§ **Task instructions**:
Write each of the records out again exactly.
[Input records]
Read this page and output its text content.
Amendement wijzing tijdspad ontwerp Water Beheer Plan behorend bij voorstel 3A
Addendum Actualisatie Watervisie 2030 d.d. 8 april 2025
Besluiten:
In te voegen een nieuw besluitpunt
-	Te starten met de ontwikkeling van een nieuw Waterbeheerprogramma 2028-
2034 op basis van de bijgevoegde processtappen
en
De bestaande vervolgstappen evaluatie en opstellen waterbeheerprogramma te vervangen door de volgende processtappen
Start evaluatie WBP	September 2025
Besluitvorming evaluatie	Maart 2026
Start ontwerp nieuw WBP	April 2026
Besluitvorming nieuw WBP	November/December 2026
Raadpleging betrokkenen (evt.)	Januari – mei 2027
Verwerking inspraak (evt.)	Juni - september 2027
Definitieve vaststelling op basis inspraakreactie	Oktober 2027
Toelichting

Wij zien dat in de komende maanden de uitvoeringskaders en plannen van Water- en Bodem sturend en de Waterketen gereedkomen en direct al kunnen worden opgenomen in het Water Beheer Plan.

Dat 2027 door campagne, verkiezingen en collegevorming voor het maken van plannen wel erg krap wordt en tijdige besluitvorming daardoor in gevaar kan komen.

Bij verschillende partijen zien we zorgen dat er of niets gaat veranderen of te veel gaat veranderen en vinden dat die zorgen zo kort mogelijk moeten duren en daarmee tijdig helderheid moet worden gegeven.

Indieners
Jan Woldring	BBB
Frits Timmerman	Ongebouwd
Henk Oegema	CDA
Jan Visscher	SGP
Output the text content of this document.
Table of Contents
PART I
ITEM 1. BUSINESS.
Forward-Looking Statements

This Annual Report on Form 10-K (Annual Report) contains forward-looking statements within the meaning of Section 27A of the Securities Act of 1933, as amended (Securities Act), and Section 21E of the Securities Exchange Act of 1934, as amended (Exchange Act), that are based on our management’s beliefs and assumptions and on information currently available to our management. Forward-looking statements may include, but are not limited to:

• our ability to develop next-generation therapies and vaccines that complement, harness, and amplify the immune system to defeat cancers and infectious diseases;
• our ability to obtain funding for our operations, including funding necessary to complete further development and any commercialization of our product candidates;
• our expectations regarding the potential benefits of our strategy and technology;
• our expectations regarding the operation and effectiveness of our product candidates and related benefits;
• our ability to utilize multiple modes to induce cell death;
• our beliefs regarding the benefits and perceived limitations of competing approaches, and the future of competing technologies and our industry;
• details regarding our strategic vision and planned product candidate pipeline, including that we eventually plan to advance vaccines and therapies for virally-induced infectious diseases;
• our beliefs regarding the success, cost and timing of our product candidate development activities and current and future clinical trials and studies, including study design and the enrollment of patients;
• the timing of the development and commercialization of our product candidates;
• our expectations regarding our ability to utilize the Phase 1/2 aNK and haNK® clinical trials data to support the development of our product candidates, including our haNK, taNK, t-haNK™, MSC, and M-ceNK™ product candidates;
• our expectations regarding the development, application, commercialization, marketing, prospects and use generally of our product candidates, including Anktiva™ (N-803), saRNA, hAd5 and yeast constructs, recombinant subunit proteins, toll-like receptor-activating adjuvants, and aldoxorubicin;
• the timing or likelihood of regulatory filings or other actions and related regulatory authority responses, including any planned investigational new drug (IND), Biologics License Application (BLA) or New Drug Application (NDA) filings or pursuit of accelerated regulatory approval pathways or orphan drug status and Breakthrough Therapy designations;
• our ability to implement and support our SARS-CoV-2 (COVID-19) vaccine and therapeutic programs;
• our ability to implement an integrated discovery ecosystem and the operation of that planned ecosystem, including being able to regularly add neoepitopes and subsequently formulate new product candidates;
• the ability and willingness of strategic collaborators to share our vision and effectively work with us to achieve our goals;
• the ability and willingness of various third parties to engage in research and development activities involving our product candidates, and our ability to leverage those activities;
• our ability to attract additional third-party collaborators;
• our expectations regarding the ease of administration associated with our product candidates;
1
[/Input records]
§ **Task answer**:
Read this page and output its text content.
Amendement wijzing tijdspad ontwerp Water Beheer Plan behorend bij voorstel 3A
Addendum Actualisatie Watervisie 2030 d.d. 8 april 2025
Besluiten:
In te voegen een nieuw besluitpunt
-	Te starten met de ontwikkeling van een nieuw Waterbeheerprogramma 2028-
2034 op basis van de bijgevoegde processtappen
en
De bestaande vervolgstappen evaluatie en opstellen waterbeheerprogramma te vervangen door de volgende processtappen
Start evaluatie WBP	September 2025
Besluitvorming evaluatie	Maart 2026
Start ontwerp nieuw WBP	April 2026
Besluitvorming nieuw WBP	November/December 2026
Raadpleging betrokkenen (evt.)	Januari – mei 2027
Verwerking inspraak (evt.)	Juni - september 2027
Definitieve vaststelling op basis inspraakreactie	Oktober 2027
Toelichting

Wij zien dat in de komende maanden de uitvoeringskaders en plannen van Water- en Bodem sturend en de Waterketen gereedkomen en direct al kunnen worden opgenomen in het Water Beheer Plan.

Dat 2027 door campagne, verkiezingen en collegevorming voor het maken van plannen wel erg krap wordt en tijdige besluitvorming daardoor in gevaar kan komen.

Bij verschillende partijen zien we zorgen dat er of niets gaat veranderen of te veel gaat veranderen en vinden dat die zorgen zo kort mogelijk moeten duren en daarmee tijdig helderheid moet worden gegeven.

Indieners
Jan Woldring	BBB
Frits Timmerman	Ongebouwd
Henk Oegema	CDA
Jan Visscher	SGP
Output the text content of this document.
Table of Contents
PART I
ITEM 1. BUSINESS.
Forward-Looking Statements

This Annual Report on Form 10-K (Annual Report) contains forward-looking statements within the meaning of Section 27A of the Securities Act of 1933, as amended (Securities Act), and Section 21E of the Securities Exchange Act of 1934, as amended (Exchange Act), that are based on our management’s beliefs and assumptions and on information currently available to our management. Forward-looking statements may include, but are not limited to:

• our ability to develop next-generation therapies and vaccines that complement, harness, and amplify the immune system to defeat cancers and infectious diseases;
• our ability to obtain funding for our operations, including funding necessary to complete further development and any commercialization of our product candidates;
• our expectations regarding the potential benefits of our strategy and technology;
• our expectations regarding the operation and effectiveness of our product candidates and related benefits;
• our ability to utilize multiple modes to induce cell death;
• our beliefs regarding the benefits and perceived limitations of competing approaches, and the future of competing technologies and our industry;
• details regarding our strategic vision and planned product candidate pipeline, including that we eventually plan to advance vaccines and therapies for virally-induced infectious diseases;
• our beliefs regarding the success, cost and timing of our product candidate development activities and current and future clinical trials and studies, including study design and the enrollment of patients;
• the timing of the development and commercialization of our product candidates;
• our expectations regarding our ability to utilize the Phase 1/2 aNK and haNK® clinical trials data to support the development of our product candidates, including our haNK, taNK, t-haNK™, MSC, and M-ceNK™ product candidates;
• our expectations regarding the development, application, commercialization, marketing, prospects and use generally of our product candidates, including Anktiva™ (N-803), saRNA, hAd5 and yeast constructs, recombinant subunit proteins, toll-like receptor-activating adjuvants, and aldoxorubicin;
• the timing or likelihood of regulatory filings or other actions and related regulatory authority responses, including any planned investigational new drug (IND), Biologics License Application (BLA) or New Drug Application (NDA) filings or pursuit of accelerated regulatory approval pathways or orphan drug status and Breakthrough Therapy designations;
• our ability to implement and support our SARS-CoV-2 (COVID-19) vaccine and therapeutic programs;
• our ability to implement an integrated discovery ecosystem and the operation of that planned ecosystem, including being able to regularly add neoepitopes and subsequently formulate new product candidates;
• the ability and willingness of strategic collaborators to share our vision and effectively work with us to achieve our goals;
• the ability and willingness of various third parties to engage in research and development activities involving our product candidates, and our ability to leverage those activities;
• our ability to attract additional third-party collaborators;
• our expectations regarding the ease of administration associated with our product candidates;
1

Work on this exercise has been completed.